Exercise details: Report how many lines of these entries hold the string "visited"; reply with the number alone.

# # # #

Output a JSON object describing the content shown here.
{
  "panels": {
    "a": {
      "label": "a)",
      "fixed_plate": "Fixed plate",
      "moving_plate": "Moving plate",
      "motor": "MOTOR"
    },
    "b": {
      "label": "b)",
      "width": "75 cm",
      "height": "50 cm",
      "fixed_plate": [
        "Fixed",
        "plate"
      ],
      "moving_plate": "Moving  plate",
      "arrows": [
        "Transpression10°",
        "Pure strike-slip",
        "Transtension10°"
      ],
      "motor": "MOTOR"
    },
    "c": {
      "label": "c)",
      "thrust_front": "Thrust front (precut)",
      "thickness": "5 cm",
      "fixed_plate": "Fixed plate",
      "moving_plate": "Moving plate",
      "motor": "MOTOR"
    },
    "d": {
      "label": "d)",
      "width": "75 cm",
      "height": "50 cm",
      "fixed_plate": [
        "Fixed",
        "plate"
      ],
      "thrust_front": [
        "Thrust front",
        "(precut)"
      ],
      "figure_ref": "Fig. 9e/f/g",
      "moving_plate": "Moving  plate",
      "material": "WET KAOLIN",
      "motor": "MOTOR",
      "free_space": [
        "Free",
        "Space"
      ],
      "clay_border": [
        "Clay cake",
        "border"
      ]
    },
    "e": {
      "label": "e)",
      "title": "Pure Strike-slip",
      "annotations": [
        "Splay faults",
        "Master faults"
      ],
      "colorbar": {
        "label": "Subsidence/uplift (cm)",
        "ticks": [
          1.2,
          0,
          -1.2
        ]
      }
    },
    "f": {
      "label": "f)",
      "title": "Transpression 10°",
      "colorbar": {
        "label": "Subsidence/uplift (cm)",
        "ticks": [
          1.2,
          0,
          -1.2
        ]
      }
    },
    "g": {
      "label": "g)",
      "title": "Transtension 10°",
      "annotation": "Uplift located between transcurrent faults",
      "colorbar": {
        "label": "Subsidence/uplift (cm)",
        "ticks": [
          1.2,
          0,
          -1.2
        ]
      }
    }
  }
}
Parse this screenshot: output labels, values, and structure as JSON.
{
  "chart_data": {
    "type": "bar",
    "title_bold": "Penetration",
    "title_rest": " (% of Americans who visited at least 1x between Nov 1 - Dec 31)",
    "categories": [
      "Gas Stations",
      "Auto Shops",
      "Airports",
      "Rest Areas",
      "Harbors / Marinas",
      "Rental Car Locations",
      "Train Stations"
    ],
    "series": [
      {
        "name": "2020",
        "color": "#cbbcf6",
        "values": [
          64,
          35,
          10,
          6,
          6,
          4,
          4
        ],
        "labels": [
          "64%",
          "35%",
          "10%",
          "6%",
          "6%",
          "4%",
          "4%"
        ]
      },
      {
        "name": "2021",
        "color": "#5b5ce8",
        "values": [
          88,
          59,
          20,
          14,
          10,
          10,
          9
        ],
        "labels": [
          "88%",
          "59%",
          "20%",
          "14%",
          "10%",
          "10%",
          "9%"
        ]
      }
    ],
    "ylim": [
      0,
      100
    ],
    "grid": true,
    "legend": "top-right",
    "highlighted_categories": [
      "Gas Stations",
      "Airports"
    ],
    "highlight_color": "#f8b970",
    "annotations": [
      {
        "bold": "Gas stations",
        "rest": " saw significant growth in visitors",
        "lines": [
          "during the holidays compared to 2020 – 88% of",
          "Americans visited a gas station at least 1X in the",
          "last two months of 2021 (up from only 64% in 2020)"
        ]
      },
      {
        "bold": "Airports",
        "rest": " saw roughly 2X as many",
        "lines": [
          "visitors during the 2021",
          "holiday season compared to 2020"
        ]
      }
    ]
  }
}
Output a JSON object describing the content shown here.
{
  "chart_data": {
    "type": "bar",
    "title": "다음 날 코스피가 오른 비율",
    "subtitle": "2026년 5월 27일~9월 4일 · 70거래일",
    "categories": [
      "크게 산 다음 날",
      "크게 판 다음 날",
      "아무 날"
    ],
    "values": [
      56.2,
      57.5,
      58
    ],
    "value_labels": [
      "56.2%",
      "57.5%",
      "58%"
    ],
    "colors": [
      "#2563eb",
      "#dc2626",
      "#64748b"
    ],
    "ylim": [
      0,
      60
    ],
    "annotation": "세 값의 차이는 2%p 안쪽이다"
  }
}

# # # #

Correct output: 2